» THE PROBLEM:
Search the records for the word "remplacé" and pick out every line that has it.

* Begin *

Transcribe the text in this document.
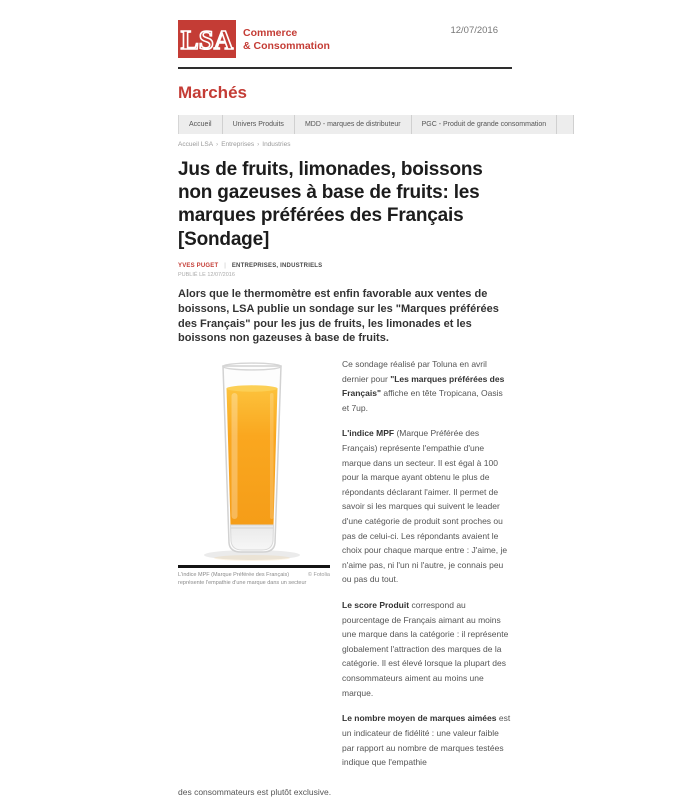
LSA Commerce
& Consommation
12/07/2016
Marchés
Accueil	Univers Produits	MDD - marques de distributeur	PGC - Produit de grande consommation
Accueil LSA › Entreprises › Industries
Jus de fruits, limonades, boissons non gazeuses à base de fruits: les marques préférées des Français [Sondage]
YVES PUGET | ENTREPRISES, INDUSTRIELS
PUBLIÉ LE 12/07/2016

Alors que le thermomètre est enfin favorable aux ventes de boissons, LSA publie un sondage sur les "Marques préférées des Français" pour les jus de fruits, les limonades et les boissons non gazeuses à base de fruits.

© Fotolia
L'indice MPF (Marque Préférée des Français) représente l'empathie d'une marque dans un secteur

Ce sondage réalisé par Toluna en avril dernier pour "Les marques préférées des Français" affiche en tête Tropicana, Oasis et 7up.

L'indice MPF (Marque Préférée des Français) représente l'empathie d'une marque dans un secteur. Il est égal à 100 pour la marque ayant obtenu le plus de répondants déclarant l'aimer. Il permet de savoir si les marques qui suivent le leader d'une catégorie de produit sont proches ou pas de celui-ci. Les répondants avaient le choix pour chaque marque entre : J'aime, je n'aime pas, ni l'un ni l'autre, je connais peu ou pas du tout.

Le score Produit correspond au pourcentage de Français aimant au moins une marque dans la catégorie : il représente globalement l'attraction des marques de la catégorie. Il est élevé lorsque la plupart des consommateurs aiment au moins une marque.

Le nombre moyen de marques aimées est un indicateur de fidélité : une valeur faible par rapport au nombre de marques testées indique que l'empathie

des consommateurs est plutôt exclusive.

* End *
* Begin *

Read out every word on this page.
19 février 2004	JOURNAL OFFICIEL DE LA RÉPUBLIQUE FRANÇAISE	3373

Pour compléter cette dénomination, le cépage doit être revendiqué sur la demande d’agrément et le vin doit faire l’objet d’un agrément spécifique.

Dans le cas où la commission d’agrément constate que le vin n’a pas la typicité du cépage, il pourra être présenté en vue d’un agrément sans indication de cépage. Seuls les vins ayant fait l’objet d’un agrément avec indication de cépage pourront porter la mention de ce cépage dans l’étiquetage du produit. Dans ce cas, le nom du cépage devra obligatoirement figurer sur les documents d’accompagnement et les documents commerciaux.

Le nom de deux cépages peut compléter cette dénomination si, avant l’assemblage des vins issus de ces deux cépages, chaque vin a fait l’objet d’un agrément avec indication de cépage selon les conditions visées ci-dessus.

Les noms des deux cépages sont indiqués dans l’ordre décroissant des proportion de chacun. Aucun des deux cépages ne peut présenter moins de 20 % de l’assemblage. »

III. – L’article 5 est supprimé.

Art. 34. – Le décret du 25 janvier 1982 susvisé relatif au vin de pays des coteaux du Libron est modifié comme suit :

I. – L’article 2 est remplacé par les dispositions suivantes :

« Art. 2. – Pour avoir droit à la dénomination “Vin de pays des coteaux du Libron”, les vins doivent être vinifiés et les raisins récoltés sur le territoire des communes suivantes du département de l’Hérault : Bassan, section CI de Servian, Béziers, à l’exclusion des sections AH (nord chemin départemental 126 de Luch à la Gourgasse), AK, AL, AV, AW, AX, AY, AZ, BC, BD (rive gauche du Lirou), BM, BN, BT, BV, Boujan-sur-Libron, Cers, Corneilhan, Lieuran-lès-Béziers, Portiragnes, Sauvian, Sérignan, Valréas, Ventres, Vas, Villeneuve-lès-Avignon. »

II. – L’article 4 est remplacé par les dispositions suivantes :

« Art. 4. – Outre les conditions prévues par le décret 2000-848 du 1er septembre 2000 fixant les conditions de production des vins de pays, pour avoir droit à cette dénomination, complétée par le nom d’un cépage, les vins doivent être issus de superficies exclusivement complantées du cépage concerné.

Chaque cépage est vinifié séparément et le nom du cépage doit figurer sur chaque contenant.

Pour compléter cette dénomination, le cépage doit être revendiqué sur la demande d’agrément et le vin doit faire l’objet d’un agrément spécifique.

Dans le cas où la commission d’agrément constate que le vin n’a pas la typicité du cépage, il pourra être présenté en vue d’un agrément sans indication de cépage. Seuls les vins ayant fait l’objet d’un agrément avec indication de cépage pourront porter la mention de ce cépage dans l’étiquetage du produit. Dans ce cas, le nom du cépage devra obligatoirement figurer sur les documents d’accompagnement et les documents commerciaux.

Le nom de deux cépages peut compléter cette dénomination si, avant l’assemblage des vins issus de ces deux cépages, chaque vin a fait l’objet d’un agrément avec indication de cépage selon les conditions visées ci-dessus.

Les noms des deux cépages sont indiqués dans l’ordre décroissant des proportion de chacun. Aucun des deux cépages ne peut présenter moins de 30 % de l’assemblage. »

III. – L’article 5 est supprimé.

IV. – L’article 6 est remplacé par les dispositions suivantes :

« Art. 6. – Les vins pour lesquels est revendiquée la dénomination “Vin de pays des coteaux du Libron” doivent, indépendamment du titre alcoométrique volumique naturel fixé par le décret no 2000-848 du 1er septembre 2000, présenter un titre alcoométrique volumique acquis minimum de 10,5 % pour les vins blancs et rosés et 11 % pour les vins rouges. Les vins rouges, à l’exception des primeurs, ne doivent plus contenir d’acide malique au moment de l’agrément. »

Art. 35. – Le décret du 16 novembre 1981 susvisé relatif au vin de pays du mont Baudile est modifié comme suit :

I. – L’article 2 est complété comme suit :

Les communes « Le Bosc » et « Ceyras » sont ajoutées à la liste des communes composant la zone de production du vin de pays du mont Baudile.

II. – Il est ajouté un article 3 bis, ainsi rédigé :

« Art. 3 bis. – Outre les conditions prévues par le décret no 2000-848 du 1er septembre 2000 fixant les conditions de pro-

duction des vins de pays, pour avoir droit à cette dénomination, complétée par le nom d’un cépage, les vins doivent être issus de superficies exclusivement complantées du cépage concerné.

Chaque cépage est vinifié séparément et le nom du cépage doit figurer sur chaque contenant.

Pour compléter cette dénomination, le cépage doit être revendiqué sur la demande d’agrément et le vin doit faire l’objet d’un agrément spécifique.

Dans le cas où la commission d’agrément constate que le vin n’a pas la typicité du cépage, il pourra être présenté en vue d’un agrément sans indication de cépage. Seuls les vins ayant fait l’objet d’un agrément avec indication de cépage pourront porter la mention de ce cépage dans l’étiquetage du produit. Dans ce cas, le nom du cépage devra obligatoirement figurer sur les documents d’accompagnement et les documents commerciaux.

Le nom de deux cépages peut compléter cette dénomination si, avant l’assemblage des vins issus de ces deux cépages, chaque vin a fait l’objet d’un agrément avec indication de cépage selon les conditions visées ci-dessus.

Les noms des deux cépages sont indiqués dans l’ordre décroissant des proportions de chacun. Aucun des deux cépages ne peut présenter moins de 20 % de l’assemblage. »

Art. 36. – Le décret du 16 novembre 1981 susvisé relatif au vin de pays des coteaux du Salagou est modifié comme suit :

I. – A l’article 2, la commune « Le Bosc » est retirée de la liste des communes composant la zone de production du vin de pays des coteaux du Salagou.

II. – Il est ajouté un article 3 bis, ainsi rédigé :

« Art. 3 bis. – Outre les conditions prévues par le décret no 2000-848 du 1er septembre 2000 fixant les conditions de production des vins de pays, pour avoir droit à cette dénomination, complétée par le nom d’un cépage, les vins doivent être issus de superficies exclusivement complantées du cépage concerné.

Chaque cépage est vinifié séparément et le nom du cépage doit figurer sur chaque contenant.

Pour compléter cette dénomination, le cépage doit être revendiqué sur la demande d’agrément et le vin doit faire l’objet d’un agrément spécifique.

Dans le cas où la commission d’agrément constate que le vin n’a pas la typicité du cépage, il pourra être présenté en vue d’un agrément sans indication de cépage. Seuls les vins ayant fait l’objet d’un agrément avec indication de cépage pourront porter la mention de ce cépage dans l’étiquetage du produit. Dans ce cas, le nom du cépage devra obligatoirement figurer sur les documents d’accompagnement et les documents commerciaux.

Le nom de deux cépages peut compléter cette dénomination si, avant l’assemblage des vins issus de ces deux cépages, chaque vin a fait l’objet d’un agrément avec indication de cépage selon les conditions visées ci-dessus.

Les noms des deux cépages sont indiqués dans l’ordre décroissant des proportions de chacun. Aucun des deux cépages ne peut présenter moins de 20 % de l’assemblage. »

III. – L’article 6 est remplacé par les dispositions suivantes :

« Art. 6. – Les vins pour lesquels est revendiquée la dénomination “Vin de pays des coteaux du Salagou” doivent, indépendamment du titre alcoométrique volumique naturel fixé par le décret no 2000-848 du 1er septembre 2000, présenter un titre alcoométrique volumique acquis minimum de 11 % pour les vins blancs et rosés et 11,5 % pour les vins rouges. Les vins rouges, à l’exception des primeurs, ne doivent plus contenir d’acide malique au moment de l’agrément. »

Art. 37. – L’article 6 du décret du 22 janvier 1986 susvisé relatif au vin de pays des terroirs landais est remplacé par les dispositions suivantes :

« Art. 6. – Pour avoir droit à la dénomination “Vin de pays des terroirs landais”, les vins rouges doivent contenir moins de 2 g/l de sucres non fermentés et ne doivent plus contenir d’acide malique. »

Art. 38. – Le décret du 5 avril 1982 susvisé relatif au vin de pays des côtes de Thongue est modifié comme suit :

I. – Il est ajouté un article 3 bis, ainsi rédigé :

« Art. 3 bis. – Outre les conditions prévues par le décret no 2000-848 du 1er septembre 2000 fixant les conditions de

* End *

» FINAL RESULT:
I. – L’article 2 est remplacé par les dispositions suivantes :
II. – L’article 4 est remplacé par les dispositions suivantes :
IV. – L’article 6 est remplacé par les dispositions suivantes :
III. – L’article 6 est remplacé par les dispositions suivantes :
Art. 37. – L’article 6 du décret du 22 janvier 1986 susvisé relatif au vin de pays des terroirs landais est remplacé par les dispositions suivantes :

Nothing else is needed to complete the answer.